- **What to produce**
Reproduce all of the data below without alteration; exclude every picture.

-------------------------

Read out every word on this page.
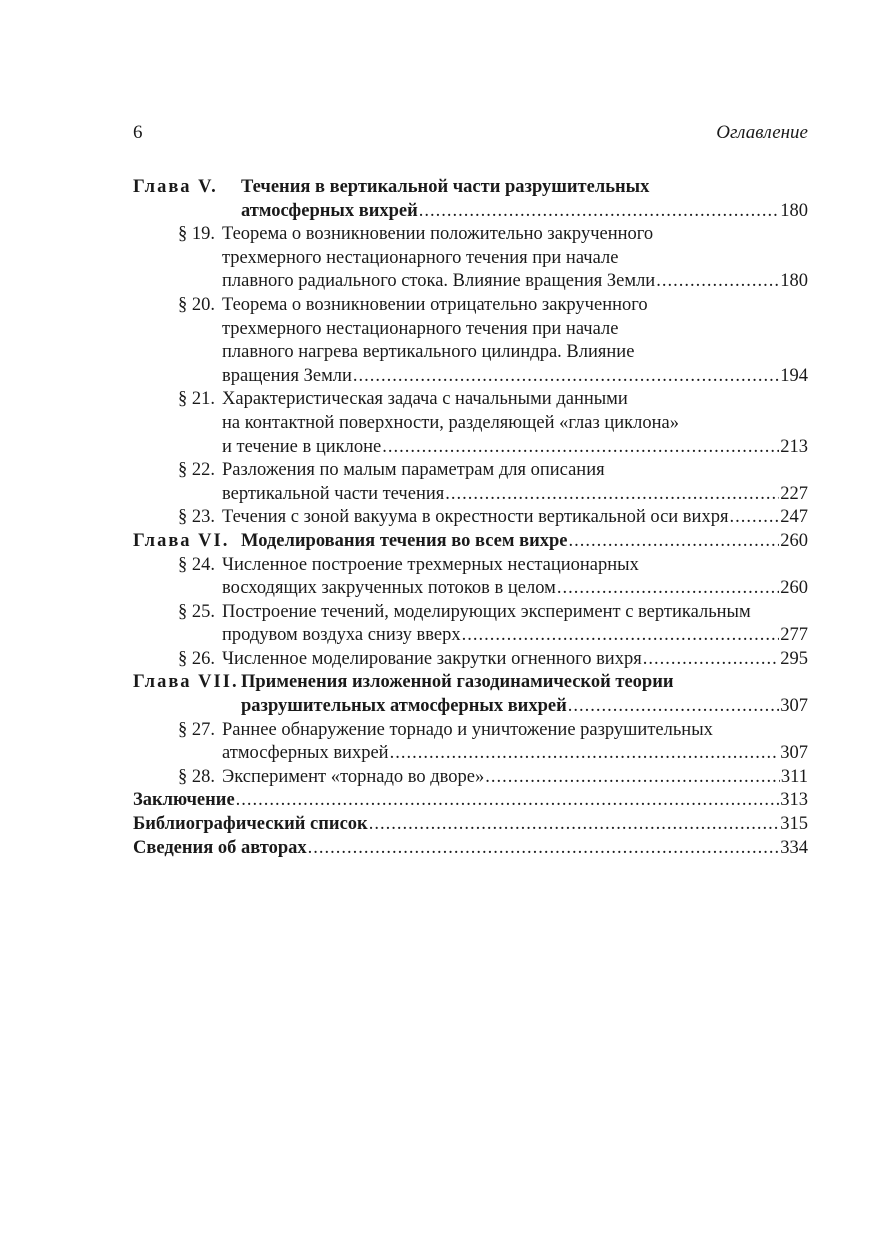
6	Оглавление
Глава V. Течения в вертикальной части разрушительных
атмосферных вихрей .....	180
§ 19. Теорема о возникновении положительно закрученного
трехмерного нестационарного течения при начале
плавного радиального стока. Влияние вращения Земли .....	180
§ 20. Теорема о возникновении отрицательно закрученного
трехмерного нестационарного течения при начале
плавного нагрева вертикального цилиндра. Влияние
вращения Земли .....	194
§ 21. Характеристическая задача с начальными данными
на контактной поверхности, разделяющей «глаз циклона»
и течение в циклоне .....	213
§ 22. Разложения по малым параметрам для описания
вертикальной части течения .....	227
§ 23. Течения с зоной вакуума в окрестности вертикальной оси вихря .....	247
Глава VI. Моделирования течения во всем вихре .....	260
§ 24. Численное построение трехмерных нестационарных
восходящих закрученных потоков в целом .....	260
§ 25. Построение течений, моделирующих эксперимент с вертикальным
продувом воздуха снизу вверх .....	277
§ 26. Численное моделирование закрутки огненного вихря .....	295
Глава VII. Применения изложенной газодинамической теории
разрушительных атмосферных вихрей .....	307
§ 27. Раннее обнаружение торнадо и уничтожение разрушительных
атмосферных вихрей .....	307
§ 28. Эксперимент «торнадо во дворе» .....	311
Заключение .....	313
Библиографический список .....	315
Сведения об авторах .....	334
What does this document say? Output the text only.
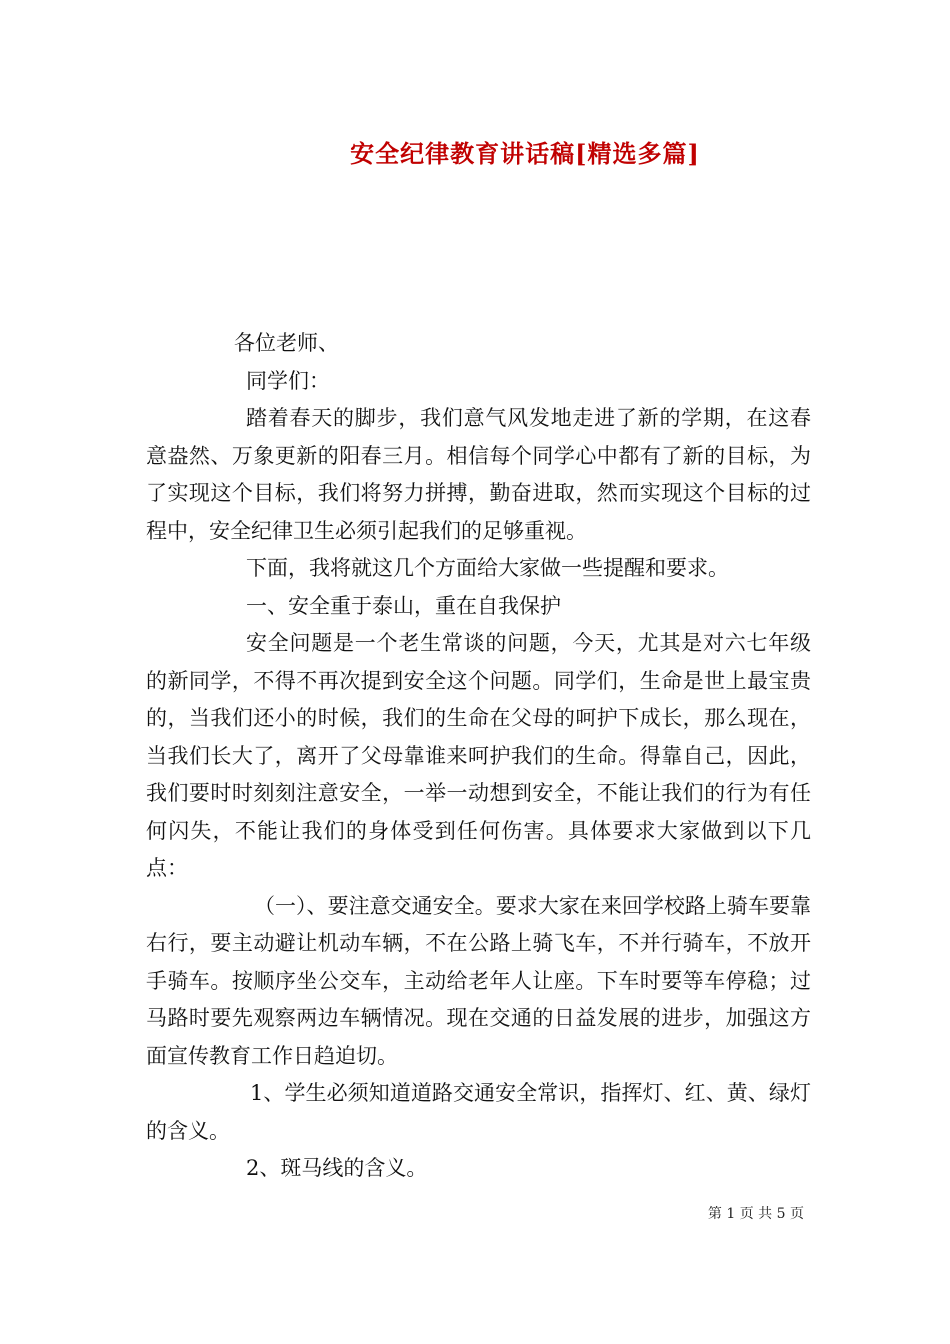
安全纪律教育讲话稿[精选多篇]

各位老师、

同学们：

踏着春天的脚步，我们意气风发地走进了新的学期，在这春意盎然、万象更新的阳春三月。相信每个同学心中都有了新的目标，为了实现这个目标，我们将努力拼搏，勤奋进取，然而实现这个目标的过程中，安全纪律卫生必须引起我们的足够重视。

下面，我将就这几个方面给大家做一些提醒和要求。

一、安全重于泰山，重在自我保护

安全问题是一个老生常谈的问题，今天，尤其是对六七年级的新同学，不得不再次提到安全这个问题。同学们，生命是世上最宝贵的，当我们还小的时候，我们的生命在父母的呵护下成长，那么现在，当我们长大了，离开了父母靠谁来呵护我们的生命。得靠自己，因此，我们要时时刻刻注意安全，一举一动想到安全，不能让我们的行为有任何闪失，不能让我们的身体受到任何伤害。具体要求大家做到以下几点：

（一）、要注意交通安全。要求大家在来回学校路上骑车要靠右行，要主动避让机动车辆，不在公路上骑飞车，不并行骑车，不放开手骑车。按顺序坐公交车，主动给老年人让座。下车时要等车停稳；过马路时要先观察两边车辆情况。现在交通的日益发展的进步，加强这方面宣传教育工作日趋迫切。

1、学生必须知道道路交通安全常识，指挥灯、红、黄、绿灯的含义。

2、斑马线的含义。

第 1 页 共 5 页
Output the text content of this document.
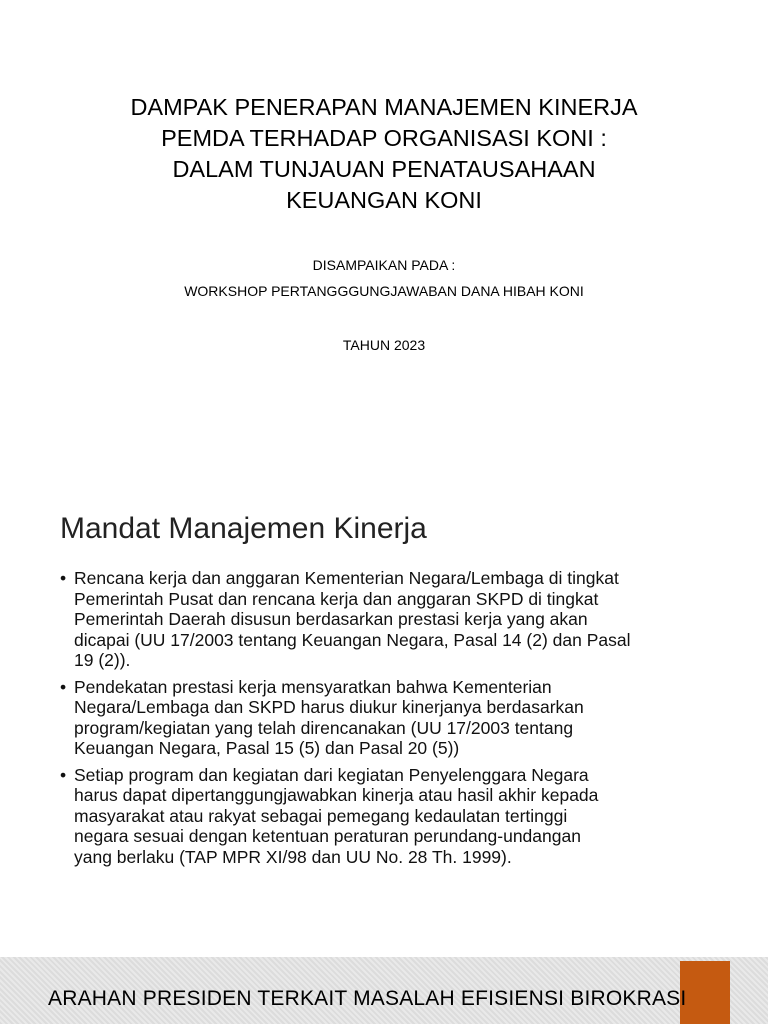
DAMPAK PENERAPAN MANAJEMEN KINERJA
PEMDA TERHADAP ORGANISASI KONI :
DALAM TUNJAUAN PENATAUSAHAAN
KEUANGAN KONI
DISAMPAIKAN PADA :
WORKSHOP PERTANGGGUNGJAWABAN DANA HIBAH KONI
TAHUN 2023
Mandat Manajemen Kinerja
• Rencana kerja dan anggaran Kementerian Negara/Lembaga di tingkat
Pemerintah Pusat dan rencana kerja dan anggaran SKPD di tingkat
Pemerintah Daerah disusun berdasarkan prestasi kerja yang akan
dicapai (UU 17/2003 tentang Keuangan Negara, Pasal 14 (2) dan Pasal
19 (2)).
• Pendekatan prestasi kerja mensyaratkan bahwa Kementerian
Negara/Lembaga dan SKPD harus diukur kinerjanya berdasarkan
program/kegiatan yang telah direncanakan (UU 17/2003 tentang
Keuangan Negara, Pasal 15 (5) dan Pasal 20 (5))
• Setiap program dan kegiatan dari kegiatan Penyelenggara Negara
harus dapat dipertanggungjawabkan kinerja atau hasil akhir kepada
masyarakat atau rakyat sebagai pemegang kedaulatan tertinggi
negara sesuai dengan ketentuan peraturan perundang-undangan
yang berlaku (TAP MPR XI/98 dan UU No. 28 Th. 1999).
ARAHAN PRESIDEN TERKAIT MASALAH EFISIENSI BIROKRASI
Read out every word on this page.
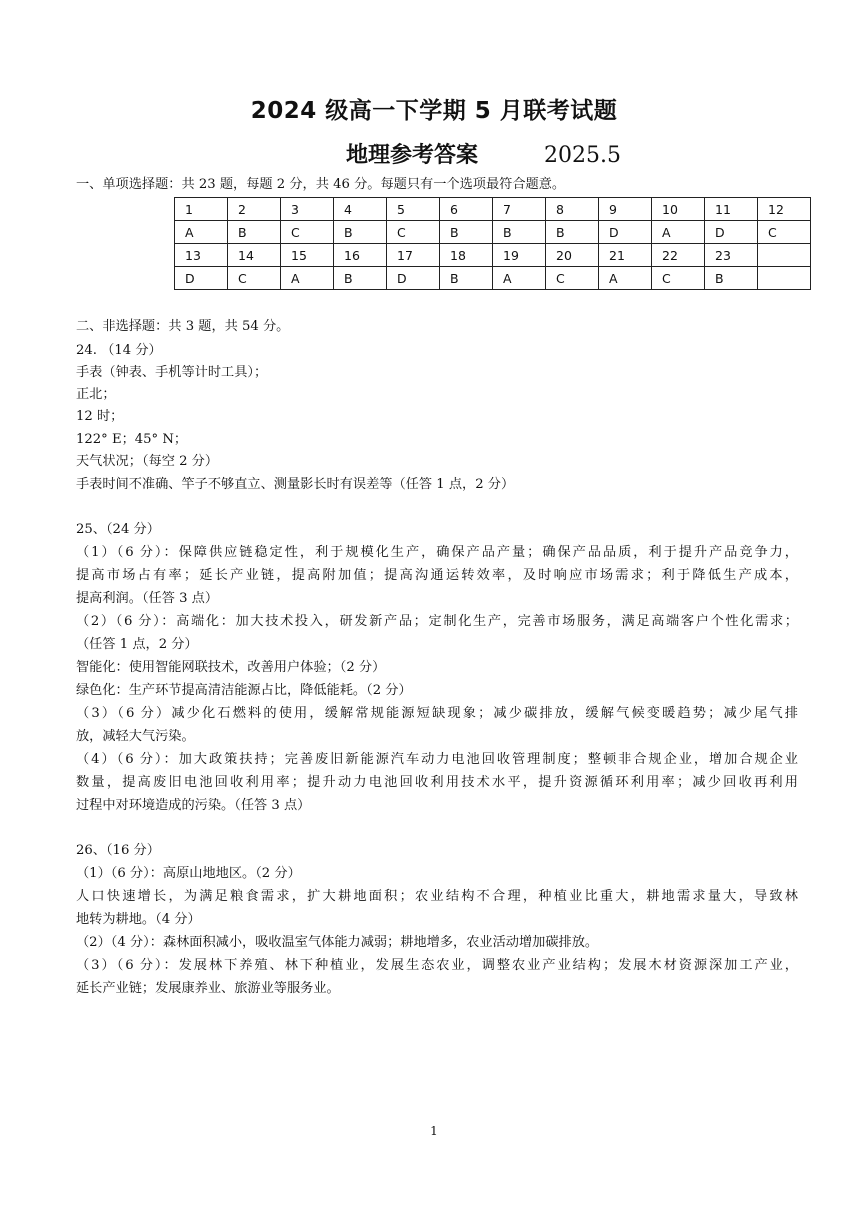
2024 级高一下学期 5 月联考试题
地理参考答案	2025.5
一、单项选择题：共 23 题，每题 2 分，共 46 分。每题只有一个选项最符合题意。
1	2	3	4	5	6	7	8	9	10	11	12
A	B	C	B	C	B	B	B	D	A	D	C
13	14	15	16	17	18	19	20	21	22	23	
D	C	A	B	D	B	A	C	A	C	B	
二、非选择题：共 3 题，共 54 分。
24. （14 分）
手表（钟表、手机等计时工具）；
正北；
12 时；
122° E；45° N；
天气状况；（每空 2 分）
手表时间不准确、竿子不够直立、测量影长时有误差等（任答 1 点，2 分）
25、（24 分）
（1）（6 分）：保障供应链稳定性，利于规模化生产，确保产品产量；确保产品品质，利于提升产品竞争力，
提高市场占有率；延长产业链，提高附加值；提高沟通运转效率，及时响应市场需求；利于降低生产成本，
提高利润。（任答 3 点）
（2）（6 分）：高端化：加大技术投入，研发新产品；定制化生产，完善市场服务，满足高端客户个性化需求；
（任答 1 点，2 分）
智能化：使用智能网联技术，改善用户体验；（2 分）
绿色化：生产环节提高清洁能源占比，降低能耗。（2 分）
（3）（6 分）减少化石燃料的使用，缓解常规能源短缺现象；减少碳排放，缓解气候变暖趋势；减少尾气排
放，减轻大气污染。
（4）（6 分）：加大政策扶持；完善废旧新能源汽车动力电池回收管理制度；整顿非合规企业，增加合规企业
数量，提高废旧电池回收利用率；提升动力电池回收利用技术水平，提升资源循环利用率；减少回收再利用
过程中对环境造成的污染。（任答 3 点）
26、（16 分）
（1）（6 分）：高原山地地区。（2 分）
人口快速增长，为满足粮食需求，扩大耕地面积；农业结构不合理，种植业比重大，耕地需求量大，导致林
地转为耕地。（4 分）
（2）（4 分）：森林面积减小，吸收温室气体能力减弱；耕地增多，农业活动增加碳排放。
（3）（6 分）：发展林下养殖、林下种植业，发展生态农业，调整农业产业结构；发展木材资源深加工产业，
延长产业链；发展康养业、旅游业等服务业。
1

-------------------------

- **Expected answer**
Read out every word on this page.
6	Оглавление
Глава V. Течения в вертикальной части разрушительных
атмосферных вихрей .....	180
§ 19. Теорема о возникновении положительно закрученного
трехмерного нестационарного течения при начале
плавного радиального стока. Влияние вращения Земли .....	180
§ 20. Теорема о возникновении отрицательно закрученного
трехмерного нестационарного течения при начале
плавного нагрева вертикального цилиндра. Влияние
вращения Земли .....	194
§ 21. Характеристическая задача с начальными данными
на контактной поверхности, разделяющей «глаз циклона»
и течение в циклоне .....	213
§ 22. Разложения по малым параметрам для описания
вертикальной части течения .....	227
§ 23. Течения с зоной вакуума в окрестности вертикальной оси вихря .....	247
Глава VI. Моделирования течения во всем вихре .....	260
§ 24. Численное построение трехмерных нестационарных
восходящих закрученных потоков в целом .....	260
§ 25. Построение течений, моделирующих эксперимент с вертикальным
продувом воздуха снизу вверх .....	277
§ 26. Численное моделирование закрутки огненного вихря .....	295
Глава VII. Применения изложенной газодинамической теории
разрушительных атмосферных вихрей .....	307
§ 27. Раннее обнаружение торнадо и уничтожение разрушительных
атмосферных вихрей .....	307
§ 28. Эксперимент «торнадо во дворе» .....	311
Заключение .....	313
Библиографический список .....	315
Сведения об авторах .....	334
What does this document say? Output the text only.
安全纪律教育讲话稿[精选多篇]

各位老师、

同学们：

踏着春天的脚步，我们意气风发地走进了新的学期，在这春意盎然、万象更新的阳春三月。相信每个同学心中都有了新的目标，为了实现这个目标，我们将努力拼搏，勤奋进取，然而实现这个目标的过程中，安全纪律卫生必须引起我们的足够重视。

下面，我将就这几个方面给大家做一些提醒和要求。

一、安全重于泰山，重在自我保护

安全问题是一个老生常谈的问题，今天，尤其是对六七年级的新同学，不得不再次提到安全这个问题。同学们，生命是世上最宝贵的，当我们还小的时候，我们的生命在父母的呵护下成长，那么现在，当我们长大了，离开了父母靠谁来呵护我们的生命。得靠自己，因此，我们要时时刻刻注意安全，一举一动想到安全，不能让我们的行为有任何闪失，不能让我们的身体受到任何伤害。具体要求大家做到以下几点：

（一）、要注意交通安全。要求大家在来回学校路上骑车要靠右行，要主动避让机动车辆，不在公路上骑飞车，不并行骑车，不放开手骑车。按顺序坐公交车，主动给老年人让座。下车时要等车停稳；过马路时要先观察两边车辆情况。现在交通的日益发展的进步，加强这方面宣传教育工作日趋迫切。

1、学生必须知道道路交通安全常识，指挥灯、红、黄、绿灯的含义。

2、斑马线的含义。

第 1 页 共 5 页
Output the text content of this document.
DAMPAK PENERAPAN MANAJEMEN KINERJA
PEMDA TERHADAP ORGANISASI KONI :
DALAM TUNJAUAN PENATAUSAHAAN
KEUANGAN KONI
DISAMPAIKAN PADA :
WORKSHOP PERTANGGGUNGJAWABAN DANA HIBAH KONI
TAHUN 2023
Mandat Manajemen Kinerja
• Rencana kerja dan anggaran Kementerian Negara/Lembaga di tingkat
Pemerintah Pusat dan rencana kerja dan anggaran SKPD di tingkat
Pemerintah Daerah disusun berdasarkan prestasi kerja yang akan
dicapai (UU 17/2003 tentang Keuangan Negara, Pasal 14 (2) dan Pasal
19 (2)).
• Pendekatan prestasi kerja mensyaratkan bahwa Kementerian
Negara/Lembaga dan SKPD harus diukur kinerjanya berdasarkan
program/kegiatan yang telah direncanakan (UU 17/2003 tentang
Keuangan Negara, Pasal 15 (5) dan Pasal 20 (5))
• Setiap program dan kegiatan dari kegiatan Penyelenggara Negara
harus dapat dipertanggungjawabkan kinerja atau hasil akhir kepada
masyarakat atau rakyat sebagai pemegang kedaulatan tertinggi
negara sesuai dengan ketentuan peraturan perundang-undangan
yang berlaku (TAP MPR XI/98 dan UU No. 28 Th. 1999).
ARAHAN PRESIDEN TERKAIT MASALAH EFISIENSI BIROKRASI
Read out every word on this page.
2024 级高一下学期 5 月联考试题
地理参考答案	2025.5
一、单项选择题：共 23 题，每题 2 分，共 46 分。每题只有一个选项最符合题意。
1	2	3	4	5	6	7	8	9	10	11	12
A	B	C	B	C	B	B	B	D	A	D	C
13	14	15	16	17	18	19	20	21	22	23	
D	C	A	B	D	B	A	C	A	C	B	
二、非选择题：共 3 题，共 54 分。
24. （14 分）
手表（钟表、手机等计时工具）；
正北；
12 时；
122° E；45° N；
天气状况；（每空 2 分）
手表时间不准确、竿子不够直立、测量影长时有误差等（任答 1 点，2 分）
25、（24 分）
（1）（6 分）：保障供应链稳定性，利于规模化生产，确保产品产量；确保产品品质，利于提升产品竞争力，
提高市场占有率；延长产业链，提高附加值；提高沟通运转效率，及时响应市场需求；利于降低生产成本，
提高利润。（任答 3 点）
（2）（6 分）：高端化：加大技术投入，研发新产品；定制化生产，完善市场服务，满足高端客户个性化需求；
（任答 1 点，2 分）
智能化：使用智能网联技术，改善用户体验；（2 分）
绿色化：生产环节提高清洁能源占比，降低能耗。（2 分）
（3）（6 分）减少化石燃料的使用，缓解常规能源短缺现象；减少碳排放，缓解气候变暖趋势；减少尾气排
放，减轻大气污染。
（4）（6 分）：加大政策扶持；完善废旧新能源汽车动力电池回收管理制度；整顿非合规企业，增加合规企业
数量，提高废旧电池回收利用率；提升动力电池回收利用技术水平，提升资源循环利用率；减少回收再利用
过程中对环境造成的污染。（任答 3 点）
26、（16 分）
（1）（6 分）：高原山地地区。（2 分）
人口快速增长，为满足粮食需求，扩大耕地面积；农业结构不合理，种植业比重大，耕地需求量大，导致林
地转为耕地。（4 分）
（2）（4 分）：森林面积减小，吸收温室气体能力减弱；耕地增多，农业活动增加碳排放。
（3）（6 分）：发展林下养殖、林下种植业，发展生态农业，调整农业产业结构；发展木材资源深加工产业，
延长产业链；发展康养业、旅游业等服务业。
1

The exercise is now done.